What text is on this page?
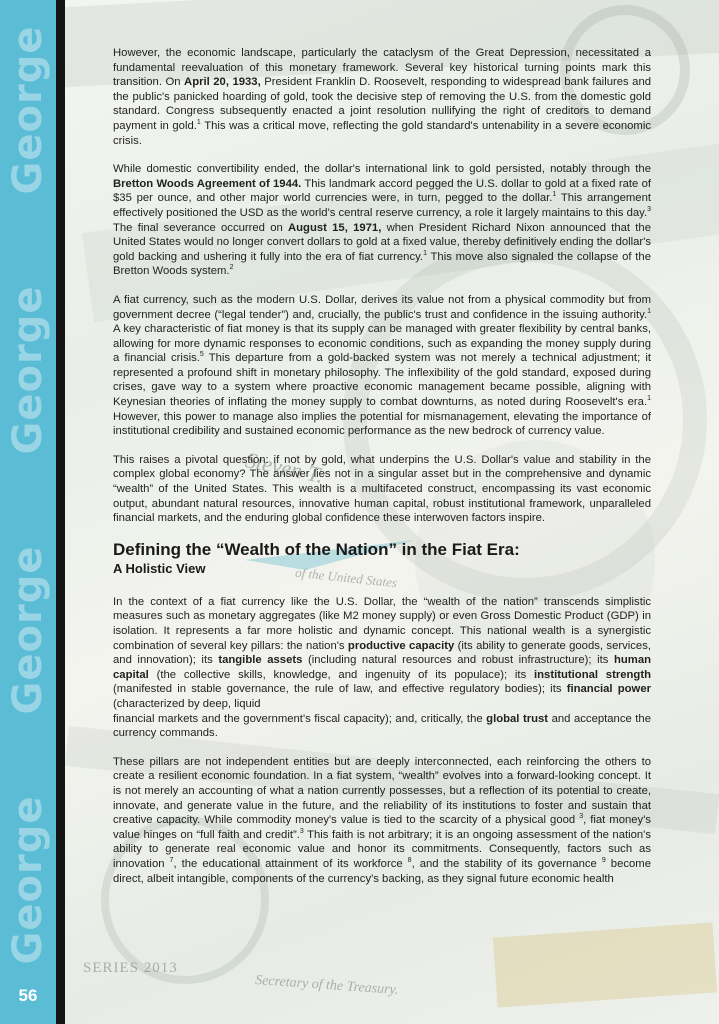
George
George
George
George
56
SERIES 2013
Secretary of the Treasury.
of the United States
Steven T.

However, the economic landscape, particularly the cataclysm of the Great Depression, necessitated a fundamental reevaluation of this monetary framework. Several key historical turning points mark this transition. On April 20, 1933, President Franklin D. Roosevelt, responding to widespread bank failures and the public's panicked hoarding of gold, took the decisive step of removing the U.S. from the domestic gold standard. Congress subsequently enacted a joint resolution nullifying the right of creditors to demand payment in gold.$^1$ This was a critical move, reflecting the gold standard's untenability in a severe economic crisis.

While domestic convertibility ended, the dollar's international link to gold persisted, notably through the Bretton Woods Agreement of 1944. This landmark accord pegged the U.S. dollar to gold at a fixed rate of $35 per ounce, and other major world currencies were, in turn, pegged to the dollar.$^1$ This arrangement effectively positioned the USD as the world's central reserve currency, a role it largely maintains to this day.$^3$ The final severance occurred on August 15, 1971, when President Richard Nixon announced that the United States would no longer convert dollars to gold at a fixed value, thereby definitively ending the dollar's gold backing and ushering it fully into the era of fiat currency.$^1$ This move also signaled the collapse of the Bretton Woods system.$^2$

A fiat currency, such as the modern U.S. Dollar, derives its value not from a physical commodity but from government decree (“legal tender”) and, crucially, the public's trust and confidence in the issuing authority.$^1$ A key characteristic of fiat money is that its supply can be managed with greater flexibility by central banks, allowing for more dynamic responses to economic conditions, such as expanding the money supply during a financial crisis.$^5$ This departure from a gold-backed system was not merely a technical adjustment; it represented a profound shift in monetary philosophy. The inflexibility of the gold standard, exposed during crises, gave way to a system where proactive economic management became possible, aligning with Keynesian theories of inflating the money supply to combat downturns, as noted during Roosevelt's era.$^1$ However, this power to manage also implies the potential for mismanagement, elevating the importance of institutional credibility and sustained economic performance as the new bedrock of currency value.

This raises a pivotal question: if not by gold, what underpins the U.S. Dollar's value and stability in the complex global economy? The answer lies not in a singular asset but in the comprehensive and dynamic “wealth” of the United States. This wealth is a multifaceted construct, encompassing its vast economic output, abundant natural resources, innovative human capital, robust institutional framework, unparalleled financial markets, and the enduring global confidence these interwoven factors inspire.

Defining the “Wealth of the Nation” in the Fiat Era:
A Holistic View

In the context of a fiat currency like the U.S. Dollar, the “wealth of the nation” transcends simplistic measures such as monetary aggregates (like M2 money supply) or even Gross Domestic Product (GDP) in isolation. It represents a far more holistic and dynamic concept. This national wealth is a synergistic combination of several key pillars: the nation's productive capacity (its ability to generate goods, services, and innovation); its tangible assets (including natural resources and robust infrastructure); its human capital (the collective skills, knowledge, and ingenuity of its populace); its institutional strength (manifested in stable governance, the rule of law, and effective regulatory bodies); its financial power (characterized by deep, liquid
financial markets and the government's fiscal capacity); and, critically, the global trust and acceptance the currency commands.

These pillars are not independent entities but are deeply interconnected, each reinforcing the others to create a resilient economic foundation. In a fiat system, “wealth” evolves into a forward-looking concept. It is not merely an accounting of what a nation currently possesses, but a reflection of its potential to create, innovate, and generate value in the future, and the reliability of its institutions to foster and sustain that creative capacity. While commodity money's value is tied to the scarcity of a physical good $^3$, fiat money's value hinges on “full faith and credit”.$^3$ This faith is not arbitrary; it is an ongoing assessment of the nation's ability to generate real economic value and honor its commitments. Consequently, factors such as innovation $^7$, the educational attainment of its workforce $^8$, and the stability of its governance $^9$ become direct, albeit intangible, components of the currency's backing, as they signal future economic health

_ _ _

Without including any pictures, print all of the material exactly as given.

What text is on this page?
George
George
George
George
56
SERIES 2013
Secretary of the Treasury.
of the United States
Steven T.

However, the economic landscape, particularly the cataclysm of the Great Depression, necessitated a fundamental reevaluation of this monetary framework. Several key historical turning points mark this transition. On April 20, 1933, President Franklin D. Roosevelt, responding to widespread bank failures and the public's panicked hoarding of gold, took the decisive step of removing the U.S. from the domestic gold standard. Congress subsequently enacted a joint resolution nullifying the right of creditors to demand payment in gold.$^1$ This was a critical move, reflecting the gold standard's untenability in a severe economic crisis.

While domestic convertibility ended, the dollar's international link to gold persisted, notably through the Bretton Woods Agreement of 1944. This landmark accord pegged the U.S. dollar to gold at a fixed rate of $35 per ounce, and other major world currencies were, in turn, pegged to the dollar.$^1$ This arrangement effectively positioned the USD as the world's central reserve currency, a role it largely maintains to this day.$^3$ The final severance occurred on August 15, 1971, when President Richard Nixon announced that the United States would no longer convert dollars to gold at a fixed value, thereby definitively ending the dollar's gold backing and ushering it fully into the era of fiat currency.$^1$ This move also signaled the collapse of the Bretton Woods system.$^2$

A fiat currency, such as the modern U.S. Dollar, derives its value not from a physical commodity but from government decree (“legal tender”) and, crucially, the public's trust and confidence in the issuing authority.$^1$ A key characteristic of fiat money is that its supply can be managed with greater flexibility by central banks, allowing for more dynamic responses to economic conditions, such as expanding the money supply during a financial crisis.$^5$ This departure from a gold-backed system was not merely a technical adjustment; it represented a profound shift in monetary philosophy. The inflexibility of the gold standard, exposed during crises, gave way to a system where proactive economic management became possible, aligning with Keynesian theories of inflating the money supply to combat downturns, as noted during Roosevelt's era.$^1$ However, this power to manage also implies the potential for mismanagement, elevating the importance of institutional credibility and sustained economic performance as the new bedrock of currency value.

This raises a pivotal question: if not by gold, what underpins the U.S. Dollar's value and stability in the complex global economy? The answer lies not in a singular asset but in the comprehensive and dynamic “wealth” of the United States. This wealth is a multifaceted construct, encompassing its vast economic output, abundant natural resources, innovative human capital, robust institutional framework, unparalleled financial markets, and the enduring global confidence these interwoven factors inspire.

Defining the “Wealth of the Nation” in the Fiat Era:
A Holistic View

In the context of a fiat currency like the U.S. Dollar, the “wealth of the nation” transcends simplistic measures such as monetary aggregates (like M2 money supply) or even Gross Domestic Product (GDP) in isolation. It represents a far more holistic and dynamic concept. This national wealth is a synergistic combination of several key pillars: the nation's productive capacity (its ability to generate goods, services, and innovation); its tangible assets (including natural resources and robust infrastructure); its human capital (the collective skills, knowledge, and ingenuity of its populace); its institutional strength (manifested in stable governance, the rule of law, and effective regulatory bodies); its financial power (characterized by deep, liquid
financial markets and the government's fiscal capacity); and, critically, the global trust and acceptance the currency commands.

These pillars are not independent entities but are deeply interconnected, each reinforcing the others to create a resilient economic foundation. In a fiat system, “wealth” evolves into a forward-looking concept. It is not merely an accounting of what a nation currently possesses, but a reflection of its potential to create, innovate, and generate value in the future, and the reliability of its institutions to foster and sustain that creative capacity. While commodity money's value is tied to the scarcity of a physical good $^3$, fiat money's value hinges on “full faith and credit”.$^3$ This faith is not arbitrary; it is an ongoing assessment of the nation's ability to generate real economic value and honor its commitments. Consequently, factors such as innovation $^7$, the educational attainment of its workforce $^8$, and the stability of its governance $^9$ become direct, albeit intangible, components of the currency's backing, as they signal future economic health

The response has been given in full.